[Dataset entries]
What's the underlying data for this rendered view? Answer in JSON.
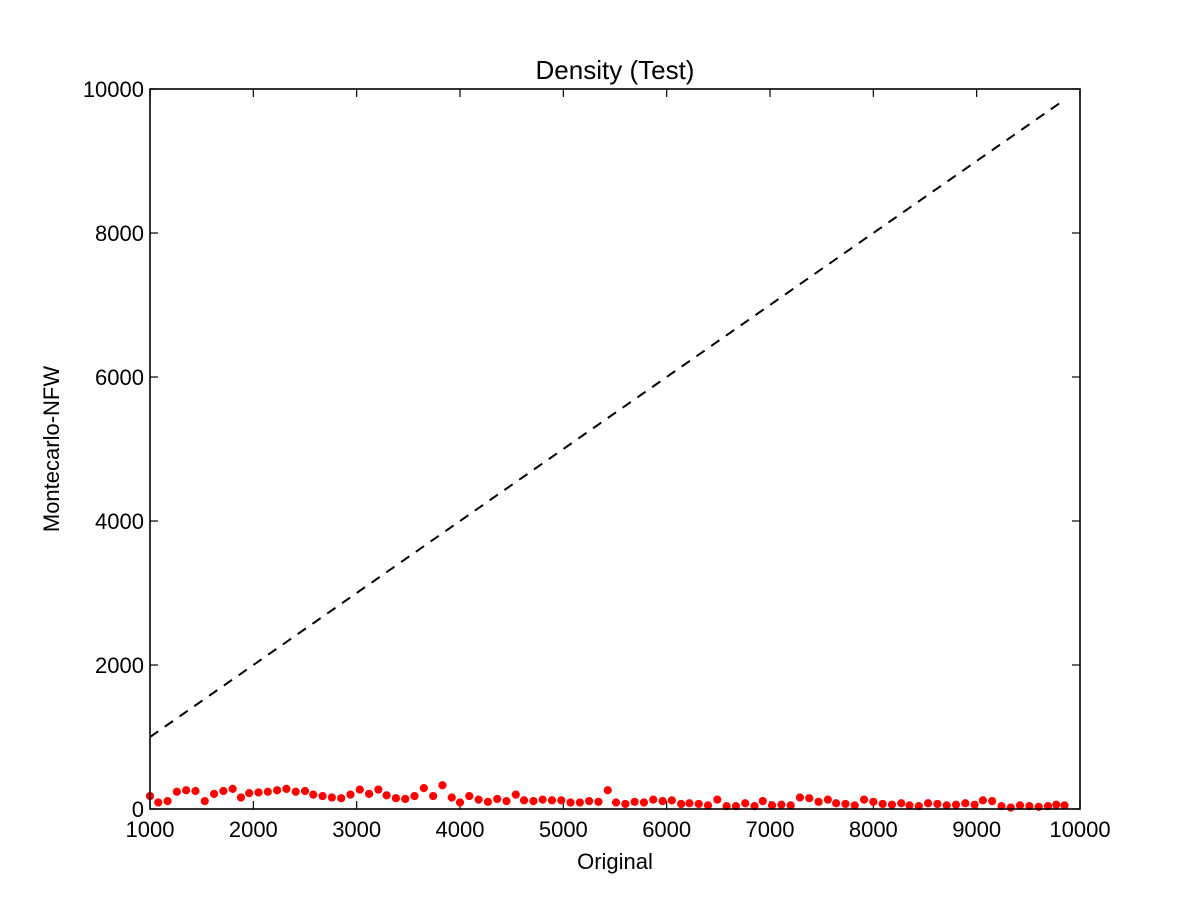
{
  "chart_data": {
    "type": "scatter",
    "title": "Density (Test)",
    "xlabel": "Original",
    "ylabel": "Montecarlo-NFW",
    "xlim": [
      1000,
      10000
    ],
    "ylim": [
      0,
      10000
    ],
    "x_ticks": [
      "1000",
      "2000",
      "3000",
      "4000",
      "5000",
      "6000",
      "7000",
      "8000",
      "9000",
      "10000"
    ],
    "y_ticks": [
      "0",
      "2000",
      "4000",
      "6000",
      "8000",
      "10000"
    ],
    "grid": false,
    "legend": "none",
    "reference_line": {
      "style": "dashed",
      "color": "#000000",
      "points": [
        [
          1000,
          1000
        ],
        [
          9850,
          9850
        ]
      ]
    },
    "series": [
      {
        "color": "#ff0000",
        "x": [
          1000,
          1080,
          1170,
          1260,
          1350,
          1440,
          1530,
          1620,
          1710,
          1800,
          1880,
          1960,
          2050,
          2140,
          2230,
          2320,
          2410,
          2500,
          2580,
          2670,
          2760,
          2850,
          2940,
          3030,
          3120,
          3210,
          3290,
          3380,
          3470,
          3560,
          3650,
          3740,
          3830,
          3920,
          4000,
          4090,
          4180,
          4270,
          4360,
          4450,
          4540,
          4620,
          4710,
          4800,
          4890,
          4980,
          5070,
          5160,
          5250,
          5340,
          5430,
          5510,
          5600,
          5690,
          5780,
          5870,
          5960,
          6050,
          6140,
          6220,
          6310,
          6400,
          6490,
          6580,
          6670,
          6760,
          6850,
          6930,
          7020,
          7110,
          7200,
          7290,
          7380,
          7470,
          7560,
          7640,
          7730,
          7820,
          7910,
          8000,
          8090,
          8180,
          8270,
          8350,
          8440,
          8530,
          8620,
          8710,
          8800,
          8890,
          8980,
          9060,
          9150,
          9240,
          9330,
          9420,
          9510,
          9600,
          9690,
          9770,
          9850
        ],
        "y": [
          180,
          90,
          110,
          240,
          260,
          250,
          110,
          210,
          250,
          280,
          160,
          220,
          230,
          240,
          260,
          280,
          240,
          250,
          200,
          180,
          160,
          150,
          200,
          270,
          210,
          270,
          190,
          150,
          140,
          180,
          290,
          180,
          330,
          160,
          90,
          180,
          130,
          100,
          140,
          110,
          200,
          120,
          110,
          130,
          120,
          120,
          90,
          90,
          110,
          100,
          260,
          90,
          70,
          100,
          90,
          130,
          110,
          120,
          70,
          80,
          70,
          50,
          130,
          40,
          40,
          80,
          40,
          110,
          50,
          60,
          50,
          160,
          150,
          100,
          130,
          80,
          70,
          50,
          130,
          100,
          70,
          60,
          80,
          50,
          40,
          80,
          70,
          50,
          60,
          80,
          60,
          120,
          110,
          40,
          20,
          50,
          40,
          30,
          40,
          60,
          50
        ]
      }
    ]
  }
}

Instructions to follow: Repeat verbatim all the material, but not the pictures.

The solution:
What's the underlying data for this rendered view? Answer in JSON.
{
  "chart_data": {
    "type": "scatter",
    "title": "Density (Test)",
    "xlabel": "Original",
    "ylabel": "Montecarlo-NFW",
    "xlim": [
      1000,
      10000
    ],
    "ylim": [
      0,
      10000
    ],
    "x_ticks": [
      "1000",
      "2000",
      "3000",
      "4000",
      "5000",
      "6000",
      "7000",
      "8000",
      "9000",
      "10000"
    ],
    "y_ticks": [
      "0",
      "2000",
      "4000",
      "6000",
      "8000",
      "10000"
    ],
    "grid": false,
    "legend": "none",
    "reference_line": {
      "style": "dashed",
      "color": "#000000",
      "points": [
        [
          1000,
          1000
        ],
        [
          9850,
          9850
        ]
      ]
    },
    "series": [
      {
        "color": "#ff0000",
        "x": [
          1000,
          1080,
          1170,
          1260,
          1350,
          1440,
          1530,
          1620,
          1710,
          1800,
          1880,
          1960,
          2050,
          2140,
          2230,
          2320,
          2410,
          2500,
          2580,
          2670,
          2760,
          2850,
          2940,
          3030,
          3120,
          3210,
          3290,
          3380,
          3470,
          3560,
          3650,
          3740,
          3830,
          3920,
          4000,
          4090,
          4180,
          4270,
          4360,
          4450,
          4540,
          4620,
          4710,
          4800,
          4890,
          4980,
          5070,
          5160,
          5250,
          5340,
          5430,
          5510,
          5600,
          5690,
          5780,
          5870,
          5960,
          6050,
          6140,
          6220,
          6310,
          6400,
          6490,
          6580,
          6670,
          6760,
          6850,
          6930,
          7020,
          7110,
          7200,
          7290,
          7380,
          7470,
          7560,
          7640,
          7730,
          7820,
          7910,
          8000,
          8090,
          8180,
          8270,
          8350,
          8440,
          8530,
          8620,
          8710,
          8800,
          8890,
          8980,
          9060,
          9150,
          9240,
          9330,
          9420,
          9510,
          9600,
          9690,
          9770,
          9850
        ],
        "y": [
          180,
          90,
          110,
          240,
          260,
          250,
          110,
          210,
          250,
          280,
          160,
          220,
          230,
          240,
          260,
          280,
          240,
          250,
          200,
          180,
          160,
          150,
          200,
          270,
          210,
          270,
          190,
          150,
          140,
          180,
          290,
          180,
          330,
          160,
          90,
          180,
          130,
          100,
          140,
          110,
          200,
          120,
          110,
          130,
          120,
          120,
          90,
          90,
          110,
          100,
          260,
          90,
          70,
          100,
          90,
          130,
          110,
          120,
          70,
          80,
          70,
          50,
          130,
          40,
          40,
          80,
          40,
          110,
          50,
          60,
          50,
          160,
          150,
          100,
          130,
          80,
          70,
          50,
          130,
          100,
          70,
          60,
          80,
          50,
          40,
          80,
          70,
          50,
          60,
          80,
          60,
          120,
          110,
          40,
          20,
          50,
          40,
          30,
          40,
          60,
          50
        ]
      }
    ]
  }
}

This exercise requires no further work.